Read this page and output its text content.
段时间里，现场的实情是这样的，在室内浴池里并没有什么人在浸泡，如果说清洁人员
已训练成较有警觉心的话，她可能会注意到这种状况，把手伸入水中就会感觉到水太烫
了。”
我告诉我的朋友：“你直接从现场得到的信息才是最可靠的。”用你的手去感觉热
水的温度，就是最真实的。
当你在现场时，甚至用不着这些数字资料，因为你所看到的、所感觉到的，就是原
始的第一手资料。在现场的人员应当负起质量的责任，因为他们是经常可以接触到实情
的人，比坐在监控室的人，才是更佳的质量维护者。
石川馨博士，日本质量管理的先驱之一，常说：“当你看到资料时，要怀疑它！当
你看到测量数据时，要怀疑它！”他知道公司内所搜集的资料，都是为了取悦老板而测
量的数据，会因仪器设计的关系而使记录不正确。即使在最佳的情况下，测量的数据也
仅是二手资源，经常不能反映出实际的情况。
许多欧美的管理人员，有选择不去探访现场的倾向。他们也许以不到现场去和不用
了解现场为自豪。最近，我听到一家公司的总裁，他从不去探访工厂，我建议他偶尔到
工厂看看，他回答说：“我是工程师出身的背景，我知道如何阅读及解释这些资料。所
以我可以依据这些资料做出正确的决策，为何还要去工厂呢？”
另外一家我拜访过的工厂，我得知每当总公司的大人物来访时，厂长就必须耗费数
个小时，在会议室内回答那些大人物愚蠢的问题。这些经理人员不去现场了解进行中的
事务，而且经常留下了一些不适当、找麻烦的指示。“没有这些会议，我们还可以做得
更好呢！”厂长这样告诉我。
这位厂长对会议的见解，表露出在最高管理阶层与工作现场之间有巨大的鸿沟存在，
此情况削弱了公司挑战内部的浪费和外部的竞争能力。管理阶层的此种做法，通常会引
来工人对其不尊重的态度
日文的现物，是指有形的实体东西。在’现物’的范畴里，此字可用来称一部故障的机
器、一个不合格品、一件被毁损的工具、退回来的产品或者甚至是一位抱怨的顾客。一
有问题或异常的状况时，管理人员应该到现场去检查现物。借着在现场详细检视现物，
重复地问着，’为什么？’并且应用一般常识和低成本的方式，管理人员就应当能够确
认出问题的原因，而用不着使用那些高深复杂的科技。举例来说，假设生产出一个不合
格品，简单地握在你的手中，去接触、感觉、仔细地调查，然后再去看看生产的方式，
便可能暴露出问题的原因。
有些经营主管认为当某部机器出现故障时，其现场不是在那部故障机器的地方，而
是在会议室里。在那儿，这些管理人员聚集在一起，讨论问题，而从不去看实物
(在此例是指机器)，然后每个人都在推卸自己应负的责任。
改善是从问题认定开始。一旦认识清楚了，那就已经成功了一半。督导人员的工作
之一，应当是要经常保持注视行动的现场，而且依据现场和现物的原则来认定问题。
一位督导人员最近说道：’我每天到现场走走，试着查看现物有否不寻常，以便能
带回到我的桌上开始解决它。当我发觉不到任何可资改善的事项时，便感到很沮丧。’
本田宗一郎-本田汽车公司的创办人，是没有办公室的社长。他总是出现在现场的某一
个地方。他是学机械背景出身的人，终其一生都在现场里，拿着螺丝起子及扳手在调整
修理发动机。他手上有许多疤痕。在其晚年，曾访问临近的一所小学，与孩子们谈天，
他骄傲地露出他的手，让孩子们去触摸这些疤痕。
__________________________________________________
- _WRITTEN PROBLEM_: Using the listing above, reproduce each line without omission.

- _WORKED ANSWER_:
Read this page and output its text content.
段时间里，现场的实情是这样的，在室内浴池里并没有什么人在浸泡，如果说清洁人员
已训练成较有警觉心的话，她可能会注意到这种状况，把手伸入水中就会感觉到水太烫
了。”
我告诉我的朋友：“你直接从现场得到的信息才是最可靠的。”用你的手去感觉热
水的温度，就是最真实的。
当你在现场时，甚至用不着这些数字资料，因为你所看到的、所感觉到的，就是原
始的第一手资料。在现场的人员应当负起质量的责任，因为他们是经常可以接触到实情
的人，比坐在监控室的人，才是更佳的质量维护者。
石川馨博士，日本质量管理的先驱之一，常说：“当你看到资料时，要怀疑它！当
你看到测量数据时，要怀疑它！”他知道公司内所搜集的资料，都是为了取悦老板而测
量的数据，会因仪器设计的关系而使记录不正确。即使在最佳的情况下，测量的数据也
仅是二手资源，经常不能反映出实际的情况。
许多欧美的管理人员，有选择不去探访现场的倾向。他们也许以不到现场去和不用
了解现场为自豪。最近，我听到一家公司的总裁，他从不去探访工厂，我建议他偶尔到
工厂看看，他回答说：“我是工程师出身的背景，我知道如何阅读及解释这些资料。所
以我可以依据这些资料做出正确的决策，为何还要去工厂呢？”
另外一家我拜访过的工厂，我得知每当总公司的大人物来访时，厂长就必须耗费数
个小时，在会议室内回答那些大人物愚蠢的问题。这些经理人员不去现场了解进行中的
事务，而且经常留下了一些不适当、找麻烦的指示。“没有这些会议，我们还可以做得
更好呢！”厂长这样告诉我。
这位厂长对会议的见解，表露出在最高管理阶层与工作现场之间有巨大的鸿沟存在，
此情况削弱了公司挑战内部的浪费和外部的竞争能力。管理阶层的此种做法，通常会引
来工人对其不尊重的态度
日文的现物，是指有形的实体东西。在’现物’的范畴里，此字可用来称一部故障的机
器、一个不合格品、一件被毁损的工具、退回来的产品或者甚至是一位抱怨的顾客。一
有问题或异常的状况时，管理人员应该到现场去检查现物。借着在现场详细检视现物，
重复地问着，’为什么？’并且应用一般常识和低成本的方式，管理人员就应当能够确
认出问题的原因，而用不着使用那些高深复杂的科技。举例来说，假设生产出一个不合
格品，简单地握在你的手中，去接触、感觉、仔细地调查，然后再去看看生产的方式，
便可能暴露出问题的原因。
有些经营主管认为当某部机器出现故障时，其现场不是在那部故障机器的地方，而
是在会议室里。在那儿，这些管理人员聚集在一起，讨论问题，而从不去看实物
(在此例是指机器)，然后每个人都在推卸自己应负的责任。
改善是从问题认定开始。一旦认识清楚了，那就已经成功了一半。督导人员的工作
之一，应当是要经常保持注视行动的现场，而且依据现场和现物的原则来认定问题。
一位督导人员最近说道：’我每天到现场走走，试着查看现物有否不寻常，以便能
带回到我的桌上开始解决它。当我发觉不到任何可资改善的事项时，便感到很沮丧。’
本田宗一郎-本田汽车公司的创办人，是没有办公室的社长。他总是出现在现场的某一
个地方。他是学机械背景出身的人，终其一生都在现场里，拿着螺丝起子及扳手在调整
修理发动机。他手上有许多疤痕。在其晚年，曾访问临近的一所小学，与孩子们谈天，
他骄傲地露出他的手，让孩子们去触摸这些疤痕。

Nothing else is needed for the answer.